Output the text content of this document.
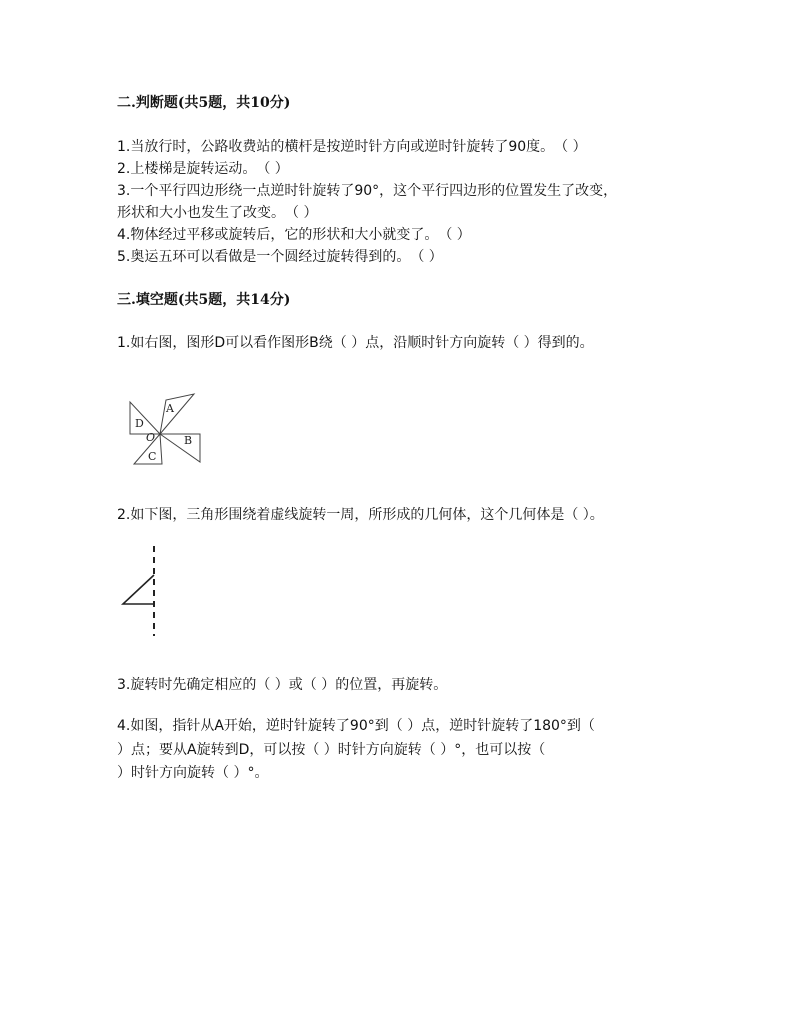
二.判断题(共5题，共10分)
1.当放行时，公路收费站的横杆是按逆时针方向或逆时针旋转了90度。　（ ）
2.上楼梯是旋转运动。　（ ）
3.一个平行四边形绕一点逆时针旋转了90°，这个平行四边形的位置发生了改变，
形状和大小也发生了改变。　（ ）
4.物体经过平移或旋转后，它的形状和大小就变了。　（ ）
5.奥运五环可以看做是一个圆经过旋转得到的。　（ ）
三.填空题(共5题，共14分)
1.如右图，图形D可以看作图形B绕（ ）点，沿顺时针方向旋转（ ）得到的。
A
B
C
D
O
2.如下图，三角形围绕着虚线旋转一周，所形成的几何体，这个几何体是（ ）。
3.旋转时先确定相应的（ ）或（ ）的位置，再旋转。
4.如图，指针从A开始，逆时针旋转了90°到（ ）点，逆时针旋转了180°到（
）点；要从A旋转到D，可以按（ ）时针方向旋转（ ）°，也可以按（
）时针方向旋转（ ）°。
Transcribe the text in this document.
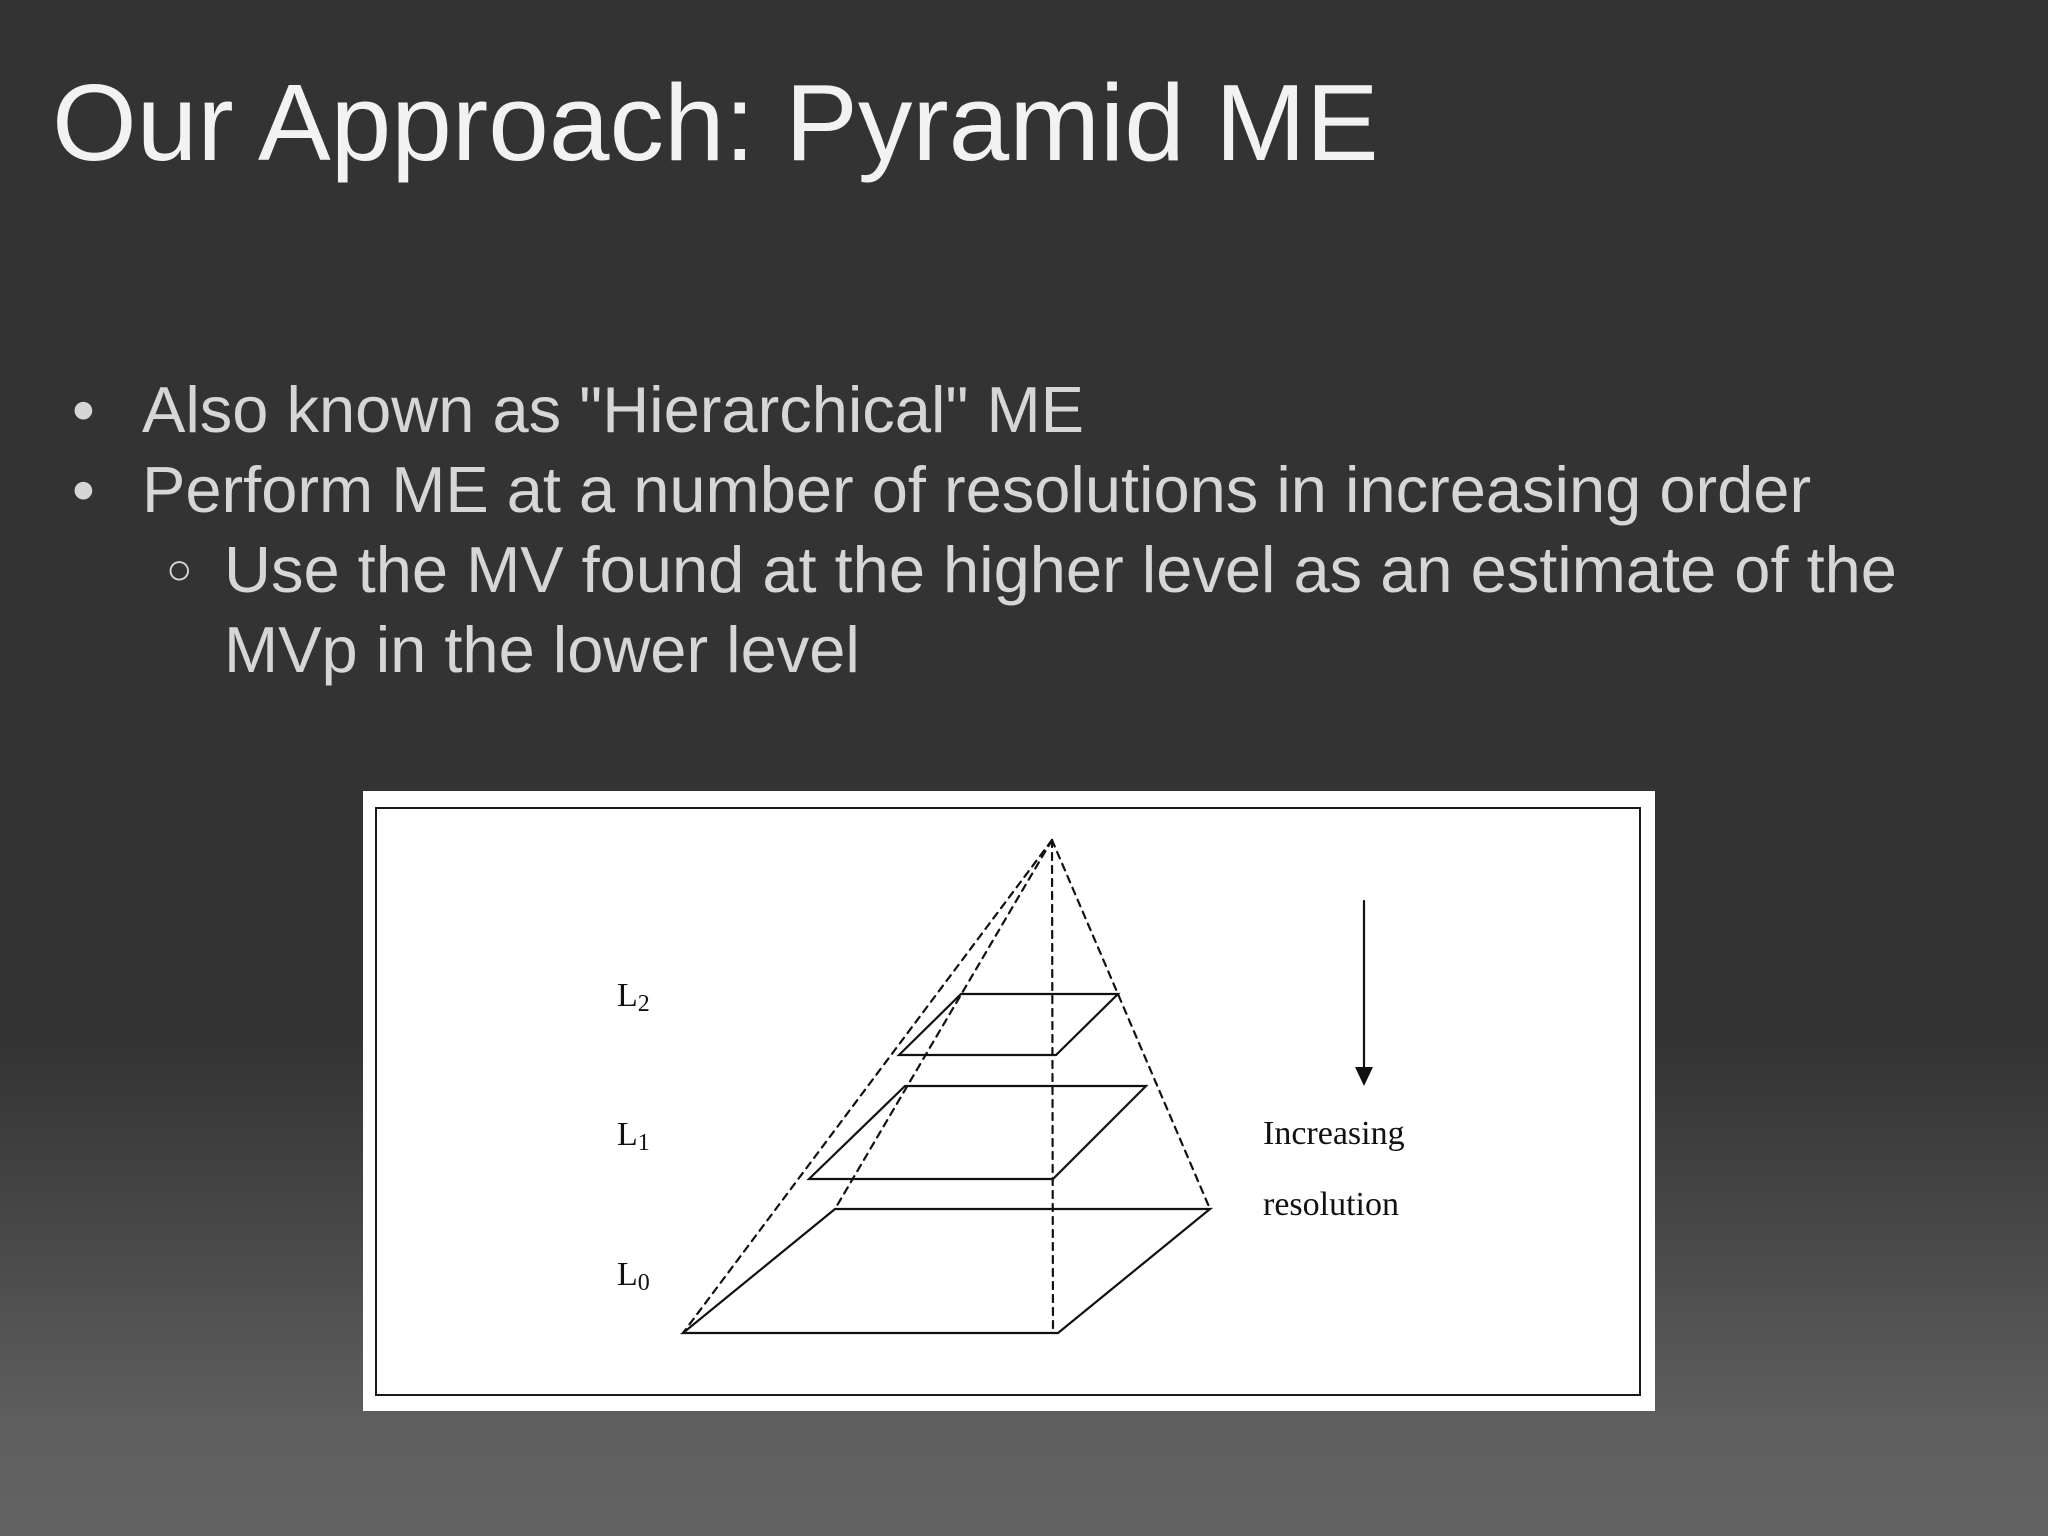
Our Approach: Pyramid ME
• Also known as "Hierarchical" ME
• Perform ME at a number of resolutions in increasing order
○ Use the MV found at the higher level as an estimate of the MVp in the lower level
L2
L1
L0
Increasing
resolution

» Set task
Output all of the records exactly as they appear above, but not the pictures.

» Task response
Output the text content of this document.
二.判断题(共5题，共10分)
1.当放行时，公路收费站的横杆是按逆时针方向或逆时针旋转了90度。　（ ）
2.上楼梯是旋转运动。　（ ）
3.一个平行四边形绕一点逆时针旋转了90°，这个平行四边形的位置发生了改变，
形状和大小也发生了改变。　（ ）
4.物体经过平移或旋转后，它的形状和大小就变了。　（ ）
5.奥运五环可以看做是一个圆经过旋转得到的。　（ ）
三.填空题(共5题，共14分)
1.如右图，图形D可以看作图形B绕（ ）点，沿顺时针方向旋转（ ）得到的。
A
B
C
D
O
2.如下图，三角形围绕着虚线旋转一周，所形成的几何体，这个几何体是（ ）。
3.旋转时先确定相应的（ ）或（ ）的位置，再旋转。
4.如图，指针从A开始，逆时针旋转了90°到（ ）点，逆时针旋转了180°到（
）点；要从A旋转到D，可以按（ ）时针方向旋转（ ）°，也可以按（
）时针方向旋转（ ）°。
Transcribe the text in this document.
Our Approach: Pyramid ME
• Also known as "Hierarchical" ME
• Perform ME at a number of resolutions in increasing order
○ Use the MV found at the higher level as an estimate of the MVp in the lower level
L2
L1
L0
Increasing
resolution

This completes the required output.